● **REQUEST A**:
Copy the entries from their very first line through the line containing "chart-subtitle: Defensive Actions", with each line unchanged.

● **TEXT EXCERPT**:
_ _ _ _
This person inspires the positive in you, knows how you're feeling, why you're feeling it. But everyone you know is in a different sphere of the world: there are the ritzes, the cheapos, the friendly and the fraud, the gentle and unsociable, the teenage angst, and the five-year-old darling who stands up for her 22-year-old sister on graduation day.

Then there is you. By which I mean me. The recent grad., ready for road trip but not really, very worried, wishing her boyfriend wanted her more, terrified of what happens AFTER the road trip...unsure of what is right or wrong to say, to think, to do-not only around the boyfriend, but also around anybody else, worried that she isn't polite or professional enough, that she can't dress the part, that she needs to meld into the normal in order to survive, and she wants to believe this one person, not her mom, not her dad, not even really her family, that these are not all bad things, that they can be quite useful, and not everyone needs a prescribed path.

She feels much better, a little less afraid, some plots in mind. The anger is not so much there as it was before. (She drives home in the dark, might have hit an opossum, tries hard to ignore that thought, the images, the guilt-reminding herself that it wasn't her fault, she tried to dodge it-and remembering that soft crunch under the tires.) She will try to sleep, and may struggle to do so, but tomorrow will be calmer. She'll sleep later, and write when she gets up, and will send the person some writing exercises to do. Then she will go home to her boyfriend, and maybe they'll keep each other warm.
_ _ _ _
● **DATASET**:
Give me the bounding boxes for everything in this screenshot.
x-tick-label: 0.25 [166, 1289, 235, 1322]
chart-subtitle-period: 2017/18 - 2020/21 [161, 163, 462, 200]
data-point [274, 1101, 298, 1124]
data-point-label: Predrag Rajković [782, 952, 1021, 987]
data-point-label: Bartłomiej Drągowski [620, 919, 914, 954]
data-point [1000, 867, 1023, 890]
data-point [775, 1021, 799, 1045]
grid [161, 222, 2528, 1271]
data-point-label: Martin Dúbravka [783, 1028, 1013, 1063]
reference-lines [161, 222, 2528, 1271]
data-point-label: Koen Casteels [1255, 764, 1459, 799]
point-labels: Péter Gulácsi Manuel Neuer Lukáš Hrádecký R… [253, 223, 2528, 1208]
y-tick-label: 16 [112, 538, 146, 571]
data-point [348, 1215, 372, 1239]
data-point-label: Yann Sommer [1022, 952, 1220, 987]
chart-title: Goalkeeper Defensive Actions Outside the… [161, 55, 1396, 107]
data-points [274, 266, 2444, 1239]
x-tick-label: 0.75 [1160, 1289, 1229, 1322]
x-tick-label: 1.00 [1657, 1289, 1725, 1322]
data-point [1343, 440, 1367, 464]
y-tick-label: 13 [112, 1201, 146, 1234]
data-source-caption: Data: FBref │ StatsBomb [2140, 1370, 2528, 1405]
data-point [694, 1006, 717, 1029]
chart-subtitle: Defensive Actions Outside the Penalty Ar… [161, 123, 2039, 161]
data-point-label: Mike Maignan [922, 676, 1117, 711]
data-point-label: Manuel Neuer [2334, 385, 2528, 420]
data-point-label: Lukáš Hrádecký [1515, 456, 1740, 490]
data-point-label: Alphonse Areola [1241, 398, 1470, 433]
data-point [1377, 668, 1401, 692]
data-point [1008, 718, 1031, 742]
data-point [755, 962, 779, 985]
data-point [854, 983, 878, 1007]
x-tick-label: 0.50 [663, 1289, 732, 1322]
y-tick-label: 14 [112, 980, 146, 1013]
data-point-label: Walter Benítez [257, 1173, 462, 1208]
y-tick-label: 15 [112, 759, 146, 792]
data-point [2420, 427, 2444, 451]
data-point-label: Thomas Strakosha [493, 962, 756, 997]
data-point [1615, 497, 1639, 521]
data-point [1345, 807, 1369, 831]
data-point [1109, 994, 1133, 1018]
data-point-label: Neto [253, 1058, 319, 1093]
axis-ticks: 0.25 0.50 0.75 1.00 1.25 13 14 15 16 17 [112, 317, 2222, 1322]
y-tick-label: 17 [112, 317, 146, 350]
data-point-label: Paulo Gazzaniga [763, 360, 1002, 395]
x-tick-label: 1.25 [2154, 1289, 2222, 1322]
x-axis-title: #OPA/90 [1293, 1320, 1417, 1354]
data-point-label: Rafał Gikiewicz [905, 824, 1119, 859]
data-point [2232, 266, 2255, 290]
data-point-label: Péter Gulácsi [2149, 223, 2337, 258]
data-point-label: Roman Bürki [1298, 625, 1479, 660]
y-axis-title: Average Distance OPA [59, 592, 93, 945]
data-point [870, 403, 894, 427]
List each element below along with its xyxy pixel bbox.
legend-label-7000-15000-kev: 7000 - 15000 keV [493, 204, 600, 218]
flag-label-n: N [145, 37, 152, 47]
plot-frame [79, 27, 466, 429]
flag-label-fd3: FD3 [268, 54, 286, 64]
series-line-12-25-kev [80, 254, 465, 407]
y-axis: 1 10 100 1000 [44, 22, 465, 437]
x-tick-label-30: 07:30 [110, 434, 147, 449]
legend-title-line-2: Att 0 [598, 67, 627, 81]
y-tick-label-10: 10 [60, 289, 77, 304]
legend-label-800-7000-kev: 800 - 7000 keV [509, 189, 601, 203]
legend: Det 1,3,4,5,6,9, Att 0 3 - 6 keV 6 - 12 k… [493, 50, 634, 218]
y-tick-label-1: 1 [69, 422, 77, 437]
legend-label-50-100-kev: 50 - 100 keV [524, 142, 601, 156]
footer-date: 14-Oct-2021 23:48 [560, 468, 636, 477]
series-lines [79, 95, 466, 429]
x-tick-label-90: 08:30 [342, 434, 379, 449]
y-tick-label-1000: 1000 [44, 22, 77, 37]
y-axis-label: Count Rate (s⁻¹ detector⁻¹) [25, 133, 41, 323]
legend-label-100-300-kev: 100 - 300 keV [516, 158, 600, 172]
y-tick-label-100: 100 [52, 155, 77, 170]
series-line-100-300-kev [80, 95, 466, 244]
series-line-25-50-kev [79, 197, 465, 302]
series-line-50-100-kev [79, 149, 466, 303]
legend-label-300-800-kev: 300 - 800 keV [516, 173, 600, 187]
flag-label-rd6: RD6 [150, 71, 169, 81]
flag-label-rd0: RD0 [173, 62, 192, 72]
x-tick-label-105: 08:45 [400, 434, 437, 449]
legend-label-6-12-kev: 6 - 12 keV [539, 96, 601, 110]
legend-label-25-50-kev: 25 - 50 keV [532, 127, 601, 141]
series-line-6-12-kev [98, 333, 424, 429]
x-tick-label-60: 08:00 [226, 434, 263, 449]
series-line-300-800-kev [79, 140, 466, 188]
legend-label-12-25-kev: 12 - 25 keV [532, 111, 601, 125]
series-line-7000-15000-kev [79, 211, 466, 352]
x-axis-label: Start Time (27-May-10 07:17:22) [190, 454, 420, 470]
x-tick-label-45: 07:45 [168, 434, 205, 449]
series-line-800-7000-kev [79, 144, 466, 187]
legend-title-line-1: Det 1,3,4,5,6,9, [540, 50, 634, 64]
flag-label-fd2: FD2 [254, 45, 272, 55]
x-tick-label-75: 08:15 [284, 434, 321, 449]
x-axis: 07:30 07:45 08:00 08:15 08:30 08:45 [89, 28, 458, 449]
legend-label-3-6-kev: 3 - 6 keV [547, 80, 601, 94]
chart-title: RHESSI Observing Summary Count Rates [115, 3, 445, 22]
_ _ _ _
● **REQUEST B**:
According to the text excerpt, what might have been hit on the drive home in the dark?

● **EXERCISE SOLUTION A**:
Give me the bounding boxes for everything in this screenshot.
x-tick-label: 0.25 [166, 1289, 235, 1322]
chart-subtitle-period: 2017/18 - 2020/21 [161, 163, 462, 200]
data-point [274, 1101, 298, 1124]
data-point-label: Predrag Rajković [782, 952, 1021, 987]
data-point-label: Bartłomiej Drągowski [620, 919, 914, 954]
data-point [1000, 867, 1023, 890]
data-point [775, 1021, 799, 1045]
grid [161, 222, 2528, 1271]
data-point-label: Martin Dúbravka [783, 1028, 1013, 1063]
reference-lines [161, 222, 2528, 1271]
data-point-label: Koen Casteels [1255, 764, 1459, 799]
point-labels: Péter Gulácsi Manuel Neuer Lukáš Hrádecký R… [253, 223, 2528, 1208]
y-tick-label: 16 [112, 538, 146, 571]
data-point [348, 1215, 372, 1239]
data-point-label: Yann Sommer [1022, 952, 1220, 987]
chart-title: Goalkeeper Defensive Actions Outside the… [161, 55, 1396, 107]
data-points [274, 266, 2444, 1239]
x-tick-label: 0.75 [1160, 1289, 1229, 1322]
x-tick-label: 1.00 [1657, 1289, 1725, 1322]
data-point [1343, 440, 1367, 464]
y-tick-label: 13 [112, 1201, 146, 1234]
data-source-caption: Data: FBref │ StatsBomb [2140, 1370, 2528, 1405]
data-point [694, 1006, 717, 1029]
chart-subtitle: Defensive Actions Outside the Penalty Ar… [161, 123, 2039, 161]

● **EXERCISE SOLUTION B**:
An opossum.